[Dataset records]

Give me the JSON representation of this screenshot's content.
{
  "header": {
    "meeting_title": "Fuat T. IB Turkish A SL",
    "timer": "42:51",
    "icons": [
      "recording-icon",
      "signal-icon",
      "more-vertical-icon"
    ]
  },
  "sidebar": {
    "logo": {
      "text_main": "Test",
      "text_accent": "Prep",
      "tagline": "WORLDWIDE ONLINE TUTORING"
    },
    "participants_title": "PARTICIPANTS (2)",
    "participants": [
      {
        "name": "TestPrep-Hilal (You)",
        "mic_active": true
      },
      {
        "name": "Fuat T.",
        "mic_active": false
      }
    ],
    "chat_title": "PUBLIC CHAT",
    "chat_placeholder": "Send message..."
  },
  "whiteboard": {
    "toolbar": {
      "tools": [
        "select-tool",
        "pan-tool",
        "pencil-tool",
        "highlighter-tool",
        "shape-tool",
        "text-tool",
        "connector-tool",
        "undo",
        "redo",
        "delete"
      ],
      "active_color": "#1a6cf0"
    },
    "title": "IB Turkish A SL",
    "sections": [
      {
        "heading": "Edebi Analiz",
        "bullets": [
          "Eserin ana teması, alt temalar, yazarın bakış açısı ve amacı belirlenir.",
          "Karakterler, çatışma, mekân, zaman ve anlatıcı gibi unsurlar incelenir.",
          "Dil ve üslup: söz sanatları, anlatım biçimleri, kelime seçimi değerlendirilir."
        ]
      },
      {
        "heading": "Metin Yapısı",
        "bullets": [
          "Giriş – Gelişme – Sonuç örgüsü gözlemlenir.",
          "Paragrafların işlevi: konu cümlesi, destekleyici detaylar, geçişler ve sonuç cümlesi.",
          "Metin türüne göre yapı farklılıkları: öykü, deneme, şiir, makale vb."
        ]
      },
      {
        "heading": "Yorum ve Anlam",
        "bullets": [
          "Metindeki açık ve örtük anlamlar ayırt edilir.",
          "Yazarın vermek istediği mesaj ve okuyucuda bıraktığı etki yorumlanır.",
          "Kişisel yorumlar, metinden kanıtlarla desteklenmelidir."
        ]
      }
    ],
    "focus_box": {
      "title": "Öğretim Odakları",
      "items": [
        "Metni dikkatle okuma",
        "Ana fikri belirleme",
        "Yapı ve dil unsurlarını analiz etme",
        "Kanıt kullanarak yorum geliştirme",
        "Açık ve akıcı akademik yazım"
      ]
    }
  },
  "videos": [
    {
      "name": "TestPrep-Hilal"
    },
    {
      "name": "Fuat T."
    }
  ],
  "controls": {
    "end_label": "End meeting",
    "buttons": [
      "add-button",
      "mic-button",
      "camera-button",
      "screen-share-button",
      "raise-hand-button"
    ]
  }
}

TASK DETAILS.
Check each line above for the word "Fuat" and copy the ones that have it.

WRITTEN SOLUTION.
    "meeting_title": "Fuat T. IB Turkish A SL",
        "name": "Fuat T.",
      "name": "Fuat T."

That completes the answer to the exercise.